- **THE REQUEST**:
Answer these from the text on common shooting errors:
(a) What usually causes beginners to grip with the support hand too low?
(b) What does raising the support hand higher give the shooter?
(c) What does space between the web of the firing hand and the beaver tail/tang let the firearm do during recoil and muzzle flip?

- **SOURCE**:
>> START

The best thing you can do is save yourself from wasting time by learning from the mistakes of others.

So, I decided to share the common shooting errors we see in almost every class we teach.

Common Shooting Errors

Don’t repeat these shooting mistakes and save yourself a ton of frustration!

Mistake 1: Neglecting to raise the support hand higher on the frame when gripping.

It’s very common for new shooters and beginners to grip a pistol with their support hand lower than it should be. This is usually the result of a shooter’s firing hand thumb ‘getting in the way.’

When you establish your support hand grip, you want to move your shooting hand thumb out of the way (I.e. grabbing your pistol using the other four fingers of your firing hand while the thumb initially remains up like a hitch-hiker thumb.)

By doing this with your firing hand thumb, you create space for your support hand to go. Now, you’ll be able to get your support hand higher to get more leverage.

Mistake 2: Neglecting to place the web of one’s firing hand high and tight against a pistol’s beaver tail/tang.

Proper pistol grip

Having space results in a ‘weak’, improper grip. Space gives the firearm space to ‘move into’ during recoil and muzzle flip, causing inconsistency in one’s grip, speed, and accuracy.

Focus on the deliberate placement of your firing hand to establish a solid master grip on your pistol before drawing and/or presenting your weapon to shoot.

The last thing you want to do when it counts is to draw or present your weapon, then find out you need to adjust and regrip your pistol.

>> END

- **MATERIAL**:

>> START

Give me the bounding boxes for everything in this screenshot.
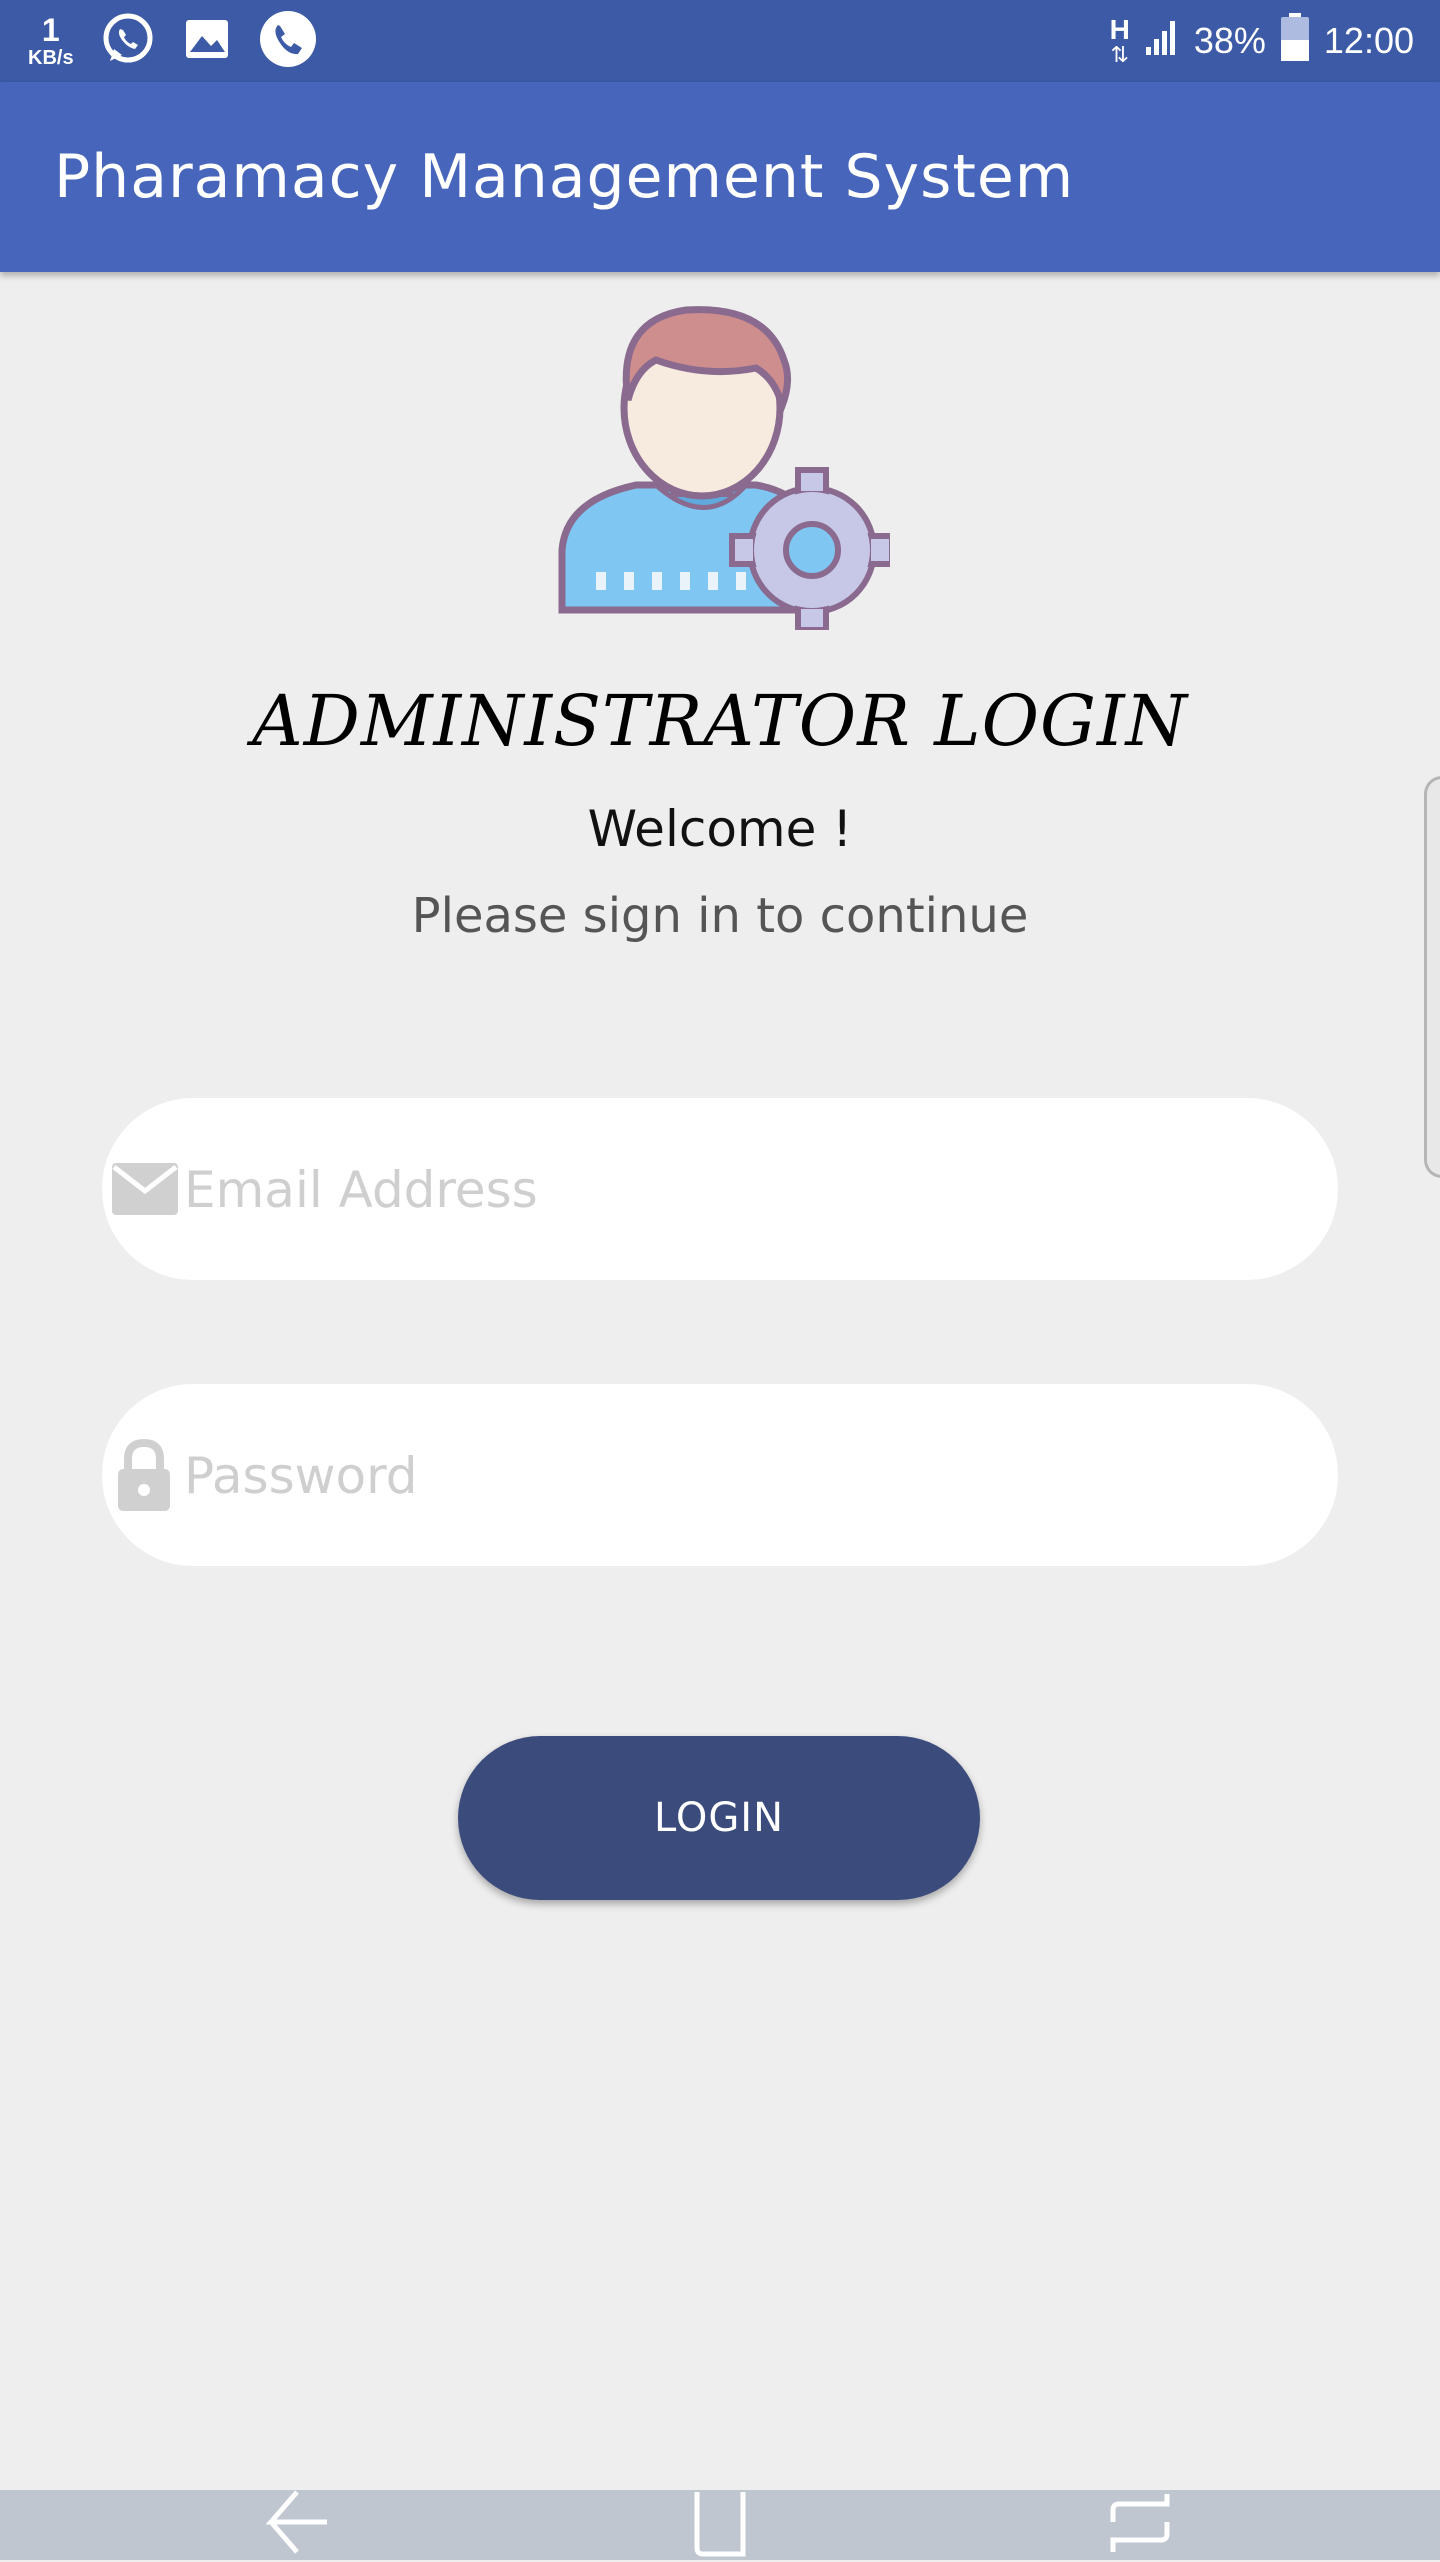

>> END

- **RESULT OF THE TASK**:
(a) The shooter's firing hand thumb "getting in the way."
(b) More leverage.
(c) It gives the firearm space to "move into," causing inconsistency in grip, speed, and accuracy.